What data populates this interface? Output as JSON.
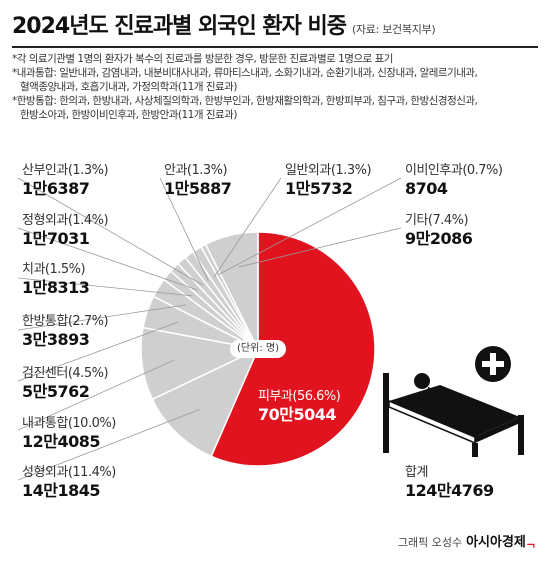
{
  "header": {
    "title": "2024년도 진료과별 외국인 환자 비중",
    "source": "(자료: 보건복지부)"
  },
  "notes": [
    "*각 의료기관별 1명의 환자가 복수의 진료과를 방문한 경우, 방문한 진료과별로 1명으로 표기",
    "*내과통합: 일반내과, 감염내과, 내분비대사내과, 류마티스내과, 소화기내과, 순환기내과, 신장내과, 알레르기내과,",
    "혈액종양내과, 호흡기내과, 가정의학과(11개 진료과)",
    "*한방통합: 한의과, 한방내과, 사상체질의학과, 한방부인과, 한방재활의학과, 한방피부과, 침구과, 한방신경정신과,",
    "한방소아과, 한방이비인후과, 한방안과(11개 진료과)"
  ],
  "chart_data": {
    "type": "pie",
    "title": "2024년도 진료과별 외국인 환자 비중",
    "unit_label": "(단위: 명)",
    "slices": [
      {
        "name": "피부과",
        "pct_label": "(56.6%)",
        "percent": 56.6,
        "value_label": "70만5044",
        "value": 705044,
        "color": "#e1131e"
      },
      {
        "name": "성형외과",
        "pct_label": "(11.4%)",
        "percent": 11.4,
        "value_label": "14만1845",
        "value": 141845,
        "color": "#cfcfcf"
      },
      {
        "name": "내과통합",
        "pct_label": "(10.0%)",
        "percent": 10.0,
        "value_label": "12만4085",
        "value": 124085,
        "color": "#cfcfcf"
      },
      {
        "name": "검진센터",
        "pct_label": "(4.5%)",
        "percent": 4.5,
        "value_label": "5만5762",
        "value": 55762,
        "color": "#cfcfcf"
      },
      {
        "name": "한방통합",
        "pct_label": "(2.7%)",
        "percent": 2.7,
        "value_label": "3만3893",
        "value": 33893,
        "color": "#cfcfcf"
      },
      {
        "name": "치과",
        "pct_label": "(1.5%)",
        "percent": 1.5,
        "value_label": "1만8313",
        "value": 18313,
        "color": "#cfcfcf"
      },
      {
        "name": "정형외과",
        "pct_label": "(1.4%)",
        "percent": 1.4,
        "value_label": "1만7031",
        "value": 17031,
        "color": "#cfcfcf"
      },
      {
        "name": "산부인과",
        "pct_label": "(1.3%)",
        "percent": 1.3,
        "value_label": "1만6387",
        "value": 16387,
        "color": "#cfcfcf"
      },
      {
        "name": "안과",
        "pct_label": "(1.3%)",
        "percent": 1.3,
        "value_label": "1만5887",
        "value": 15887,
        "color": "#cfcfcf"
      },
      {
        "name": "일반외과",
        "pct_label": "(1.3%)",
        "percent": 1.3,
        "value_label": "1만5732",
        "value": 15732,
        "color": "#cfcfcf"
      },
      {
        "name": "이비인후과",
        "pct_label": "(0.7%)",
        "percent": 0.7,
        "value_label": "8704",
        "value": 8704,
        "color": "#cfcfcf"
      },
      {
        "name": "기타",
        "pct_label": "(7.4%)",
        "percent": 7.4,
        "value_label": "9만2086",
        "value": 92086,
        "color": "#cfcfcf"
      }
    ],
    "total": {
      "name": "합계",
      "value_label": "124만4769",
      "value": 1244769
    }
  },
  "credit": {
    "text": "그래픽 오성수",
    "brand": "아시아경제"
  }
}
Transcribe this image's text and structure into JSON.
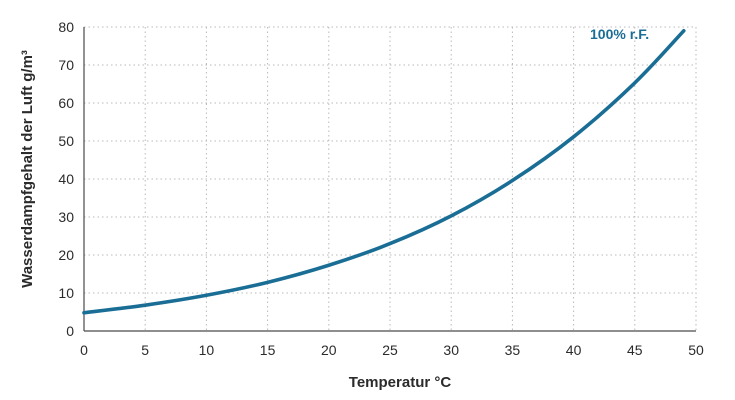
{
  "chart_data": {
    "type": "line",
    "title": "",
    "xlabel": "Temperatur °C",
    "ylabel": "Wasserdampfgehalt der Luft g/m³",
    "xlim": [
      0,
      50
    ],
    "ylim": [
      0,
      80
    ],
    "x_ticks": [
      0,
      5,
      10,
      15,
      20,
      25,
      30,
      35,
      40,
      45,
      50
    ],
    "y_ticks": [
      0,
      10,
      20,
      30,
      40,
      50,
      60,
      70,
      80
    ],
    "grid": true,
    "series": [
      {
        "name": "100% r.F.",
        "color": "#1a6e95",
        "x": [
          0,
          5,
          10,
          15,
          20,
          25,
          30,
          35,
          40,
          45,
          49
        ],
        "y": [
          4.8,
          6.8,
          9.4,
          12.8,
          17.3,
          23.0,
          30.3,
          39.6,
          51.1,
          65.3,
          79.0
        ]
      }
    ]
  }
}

What is expected ::
Each entry above is to be written out again unchanged, apart from the pictures, which are left out.

Written response ::
What data populates this interface? Output as JSON.
{
  "header": {
    "title": "2024년도 진료과별 외국인 환자 비중",
    "source": "(자료: 보건복지부)"
  },
  "notes": [
    "*각 의료기관별 1명의 환자가 복수의 진료과를 방문한 경우, 방문한 진료과별로 1명으로 표기",
    "*내과통합: 일반내과, 감염내과, 내분비대사내과, 류마티스내과, 소화기내과, 순환기내과, 신장내과, 알레르기내과,",
    "혈액종양내과, 호흡기내과, 가정의학과(11개 진료과)",
    "*한방통합: 한의과, 한방내과, 사상체질의학과, 한방부인과, 한방재활의학과, 한방피부과, 침구과, 한방신경정신과,",
    "한방소아과, 한방이비인후과, 한방안과(11개 진료과)"
  ],
  "chart_data": {
    "type": "pie",
    "title": "2024년도 진료과별 외국인 환자 비중",
    "unit_label": "(단위: 명)",
    "slices": [
      {
        "name": "피부과",
        "pct_label": "(56.6%)",
        "percent": 56.6,
        "value_label": "70만5044",
        "value": 705044,
        "color": "#e1131e"
      },
      {
        "name": "성형외과",
        "pct_label": "(11.4%)",
        "percent": 11.4,
        "value_label": "14만1845",
        "value": 141845,
        "color": "#cfcfcf"
      },
      {
        "name": "내과통합",
        "pct_label": "(10.0%)",
        "percent": 10.0,
        "value_label": "12만4085",
        "value": 124085,
        "color": "#cfcfcf"
      },
      {
        "name": "검진센터",
        "pct_label": "(4.5%)",
        "percent": 4.5,
        "value_label": "5만5762",
        "value": 55762,
        "color": "#cfcfcf"
      },
      {
        "name": "한방통합",
        "pct_label": "(2.7%)",
        "percent": 2.7,
        "value_label": "3만3893",
        "value": 33893,
        "color": "#cfcfcf"
      },
      {
        "name": "치과",
        "pct_label": "(1.5%)",
        "percent": 1.5,
        "value_label": "1만8313",
        "value": 18313,
        "color": "#cfcfcf"
      },
      {
        "name": "정형외과",
        "pct_label": "(1.4%)",
        "percent": 1.4,
        "value_label": "1만7031",
        "value": 17031,
        "color": "#cfcfcf"
      },
      {
        "name": "산부인과",
        "pct_label": "(1.3%)",
        "percent": 1.3,
        "value_label": "1만6387",
        "value": 16387,
        "color": "#cfcfcf"
      },
      {
        "name": "안과",
        "pct_label": "(1.3%)",
        "percent": 1.3,
        "value_label": "1만5887",
        "value": 15887,
        "color": "#cfcfcf"
      },
      {
        "name": "일반외과",
        "pct_label": "(1.3%)",
        "percent": 1.3,
        "value_label": "1만5732",
        "value": 15732,
        "color": "#cfcfcf"
      },
      {
        "name": "이비인후과",
        "pct_label": "(0.7%)",
        "percent": 0.7,
        "value_label": "8704",
        "value": 8704,
        "color": "#cfcfcf"
      },
      {
        "name": "기타",
        "pct_label": "(7.4%)",
        "percent": 7.4,
        "value_label": "9만2086",
        "value": 92086,
        "color": "#cfcfcf"
      }
    ],
    "total": {
      "name": "합계",
      "value_label": "124만4769",
      "value": 1244769
    }
  },
  "credit": {
    "text": "그래픽 오성수",
    "brand": "아시아경제"
  }
}
Transcribe this image's text and structure into JSON.
{
  "chart_data": {
    "type": "line",
    "title": "",
    "xlabel": "Temperatur °C",
    "ylabel": "Wasserdampfgehalt der Luft g/m³",
    "xlim": [
      0,
      50
    ],
    "ylim": [
      0,
      80
    ],
    "x_ticks": [
      0,
      5,
      10,
      15,
      20,
      25,
      30,
      35,
      40,
      45,
      50
    ],
    "y_ticks": [
      0,
      10,
      20,
      30,
      40,
      50,
      60,
      70,
      80
    ],
    "grid": true,
    "series": [
      {
        "name": "100% r.F.",
        "color": "#1a6e95",
        "x": [
          0,
          5,
          10,
          15,
          20,
          25,
          30,
          35,
          40,
          45,
          49
        ],
        "y": [
          4.8,
          6.8,
          9.4,
          12.8,
          17.3,
          23.0,
          30.3,
          39.6,
          51.1,
          65.3,
          79.0
        ]
      }
    ]
  }
}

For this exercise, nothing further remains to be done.